Want to add expansion features? → Edit shell/src/expansion.rs

Architecture: A Multi-Stage Pipeline

The shell follows a classic compiler-like architecture with distinct phases:

1. Lexical Analysis (Tokenization)

The lexer is a state machine that processes raw input character by character. This was more complex than we initially anticipated. Handling edge cases like:

Variable substitution: $VAR, ${VAR}, $((arithmetic)), $(command)
Quoting: Single quotes (literal), double quotes (variable expansion), and escaping
Redirection operators: >, >>, <, <<, and file descriptor variants like 2>&1
Word boundaries: When does a word end? What about ls>file vs ls > file?

The state machine approach was crucial here. States like InWord, InSingleQuote, InDoubleQuote, MaybeRedirectOut2 allowed us to handle context-dependent parsing correctly.

2. Parsing: Building the Abstract Syntax Tree

The parser constructs an AST representing the shell command structure. This was fascinating because shell syntax is more complex than it appears:

Operator precedence: && vs || vs ; vs |
Grouping: { commands; } vs (subshell)
Control flow: if-then-elif-else-fi, while-do-done, for-in-do-done
Function definitions: name() { body; }

We implemented a recursive descent parser with lookahead, which made handling operator precedence and nested constructs manageable. The AST nodes (AstNode enum) represent everything from simple commands to complex control structures.

3. Expansion: The Magic of Variable Substitution

Variable expansion is where shells get their power. Implementing this correctly required understanding:

When to expand: Variables in double quotes expand, but not in single quotes
Field splitting: After expansion, words are split on whitespace (unless quoted)
Arithmetic expansion: $((2 + 2)) evaluates to 4
Command substitution: $(date) executes and substitutes output
Default values: ${VAR:-default} provides fallback values

The Word type stores expansion information, allowing the executor to know whether a word should be split or kept as-is.

3.5. Environment Management: The Shell's State

One of the most critical components we implemented was the shell environment. The ShellEnv struct manages the complete state of the shell:

Shell Variables: A HashMap<String, (String, bool)> storing variable names, values, and whether they're exported to child processes
Arithmetic Variables: Separate storage for numeric variables used in arithmetic expressions
User-Defined Functions: Functions defined with name() { body; } syntax, stored as AST nodes
Job Control: Integration with the job management system for tracking background processes
Exit Status Tracking: Maintaining $? (last command exit status)
Positional Arguments: Handling $0, $1, $2, etc. for script arguments

The environment initialization (ShellEnv::new()) sets up:

Inherited environment variables from the parent process
Standard variables: USER, HOME, SHELL, PWD
Special handling for ~ (home directory expansion)

○ ○ ○

> **Task 1**
According to the shell architecture text, what kind of parser was implemented?
> **Task 2**
Recast the paragraph of the shell architecture text that opens "We implemented a recursive descent parser" as a short bulleted list, keeping its main facts.
> **Task 3**
Carry on the shell architecture text from its last line.

> **Records supplied**

○ ○ ○

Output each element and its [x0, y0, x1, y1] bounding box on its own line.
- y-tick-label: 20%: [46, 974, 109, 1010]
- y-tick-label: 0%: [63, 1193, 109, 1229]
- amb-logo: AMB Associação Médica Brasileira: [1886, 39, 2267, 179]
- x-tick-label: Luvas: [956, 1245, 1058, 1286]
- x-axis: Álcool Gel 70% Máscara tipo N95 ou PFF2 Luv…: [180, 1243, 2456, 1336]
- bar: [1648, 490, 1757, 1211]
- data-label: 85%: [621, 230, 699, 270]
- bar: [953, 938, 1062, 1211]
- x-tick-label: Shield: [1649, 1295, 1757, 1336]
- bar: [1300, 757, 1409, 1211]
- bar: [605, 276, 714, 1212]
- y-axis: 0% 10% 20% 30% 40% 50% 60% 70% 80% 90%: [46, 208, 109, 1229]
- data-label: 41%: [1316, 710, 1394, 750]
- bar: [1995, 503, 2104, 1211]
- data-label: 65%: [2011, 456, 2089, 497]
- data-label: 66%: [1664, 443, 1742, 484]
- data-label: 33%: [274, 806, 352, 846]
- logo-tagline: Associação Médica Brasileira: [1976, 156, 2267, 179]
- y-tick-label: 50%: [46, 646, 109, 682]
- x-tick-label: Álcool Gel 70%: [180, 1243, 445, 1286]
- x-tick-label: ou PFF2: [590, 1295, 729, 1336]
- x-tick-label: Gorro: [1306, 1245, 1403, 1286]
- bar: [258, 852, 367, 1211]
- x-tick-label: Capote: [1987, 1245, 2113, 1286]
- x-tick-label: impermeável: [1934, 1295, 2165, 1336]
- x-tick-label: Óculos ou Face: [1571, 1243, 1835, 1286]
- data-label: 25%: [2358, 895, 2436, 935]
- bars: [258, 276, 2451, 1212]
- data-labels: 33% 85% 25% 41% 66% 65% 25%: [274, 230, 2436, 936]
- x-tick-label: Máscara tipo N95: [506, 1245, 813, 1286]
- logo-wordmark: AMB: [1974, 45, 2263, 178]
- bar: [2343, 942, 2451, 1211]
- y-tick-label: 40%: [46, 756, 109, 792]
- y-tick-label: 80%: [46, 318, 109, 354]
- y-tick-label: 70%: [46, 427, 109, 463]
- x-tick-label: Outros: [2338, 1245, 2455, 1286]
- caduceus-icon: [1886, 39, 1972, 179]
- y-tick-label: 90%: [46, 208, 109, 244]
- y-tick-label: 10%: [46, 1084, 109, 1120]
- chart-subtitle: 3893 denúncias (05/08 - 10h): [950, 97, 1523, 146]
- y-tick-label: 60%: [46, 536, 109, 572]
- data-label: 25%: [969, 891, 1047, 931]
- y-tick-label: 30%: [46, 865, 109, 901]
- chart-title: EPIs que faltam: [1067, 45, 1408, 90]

○ ○ ○

> **Task answer 1**
A recursive descent parser with lookahead.

> **Task answer 2**
- The parser is a recursive descent parser with lookahead.
- This approach made operator precedence and nested constructs manageable.
- The AST nodes (AstNode enum) represent everything from simple commands to complex control structures.

> **Task answer 3**
Positional arguments from command-line invocation

We implemented proper separation between local variables (shell-only) and exported variables (passed to child processes). The set_local_var() and set_env_var() methods ensure correct scoping and inheritance behavior.

4. Execution: Where the Real Work Happens

The execution engine is the heart of the shell. This is where we learned the most about Unix process management:

Process Creation and Management:

Using fork() to create child processes (via the nix crate)
execve() to replace process image with external commands
Process groups for job control: setpgid() to create/manage groups
Terminal control: tcsetpgrp() to give terminal control to foreground processes

Pipelines: Implementing pipelines was particularly challenging. The key insight: all commands in a pipeline must run concurrently, connected via pipes. The implementation:

Creates pipes between consecutive commands
Spawns all processes concurrently (not sequentially!)
Connects stdin/stdout appropriately
Waits for all processes to complete
Returns the exit status of the last command

Job Control: Job control allows background execution and process management:

Background jobs: command & runs in background
Job tracking: Each job has a process group ID (PGID)
Status tracking: Running, Stopped, Done, Terminated
Job commands: jobs, fg, bg, kill
Signal handling: SIGTSTP (Ctrl+Z), SIGINT (Ctrl+C), SIGCONT

The job reaper thread periodically checks for completed child processes using waitpid() with WNOHANG, preventing zombie processes.

Redirections: I/O redirection required careful file descriptor management:

> redirects stdout (fd 1) to a file
>> appends to a file
< redirects stdin (fd 0) from a file
2>&1 redirects stderr to stdout
File descriptor variants: 2>file, 1>&2

The redirection system merges redirects from commands and groups, ensuring proper ordering and precedence.

5. Interactive Terminal Handling

Building an interactive shell required raw terminal mode:

Raw mode: Disable line buffering and echo for full control
Line editing: Insert, delete, cursor movement
History navigation: Up/Down arrows to browse command history
Signal handling: Ctrl+C, Ctrl+D, Ctrl+Z, Ctrl+L (clear screen)
Prompt display: Dynamic prompt with proper cursor positioning

Using the termion crate, we implemented a readline-like interface with proper cursor tracking and history management. The history persists to a file for future sessions.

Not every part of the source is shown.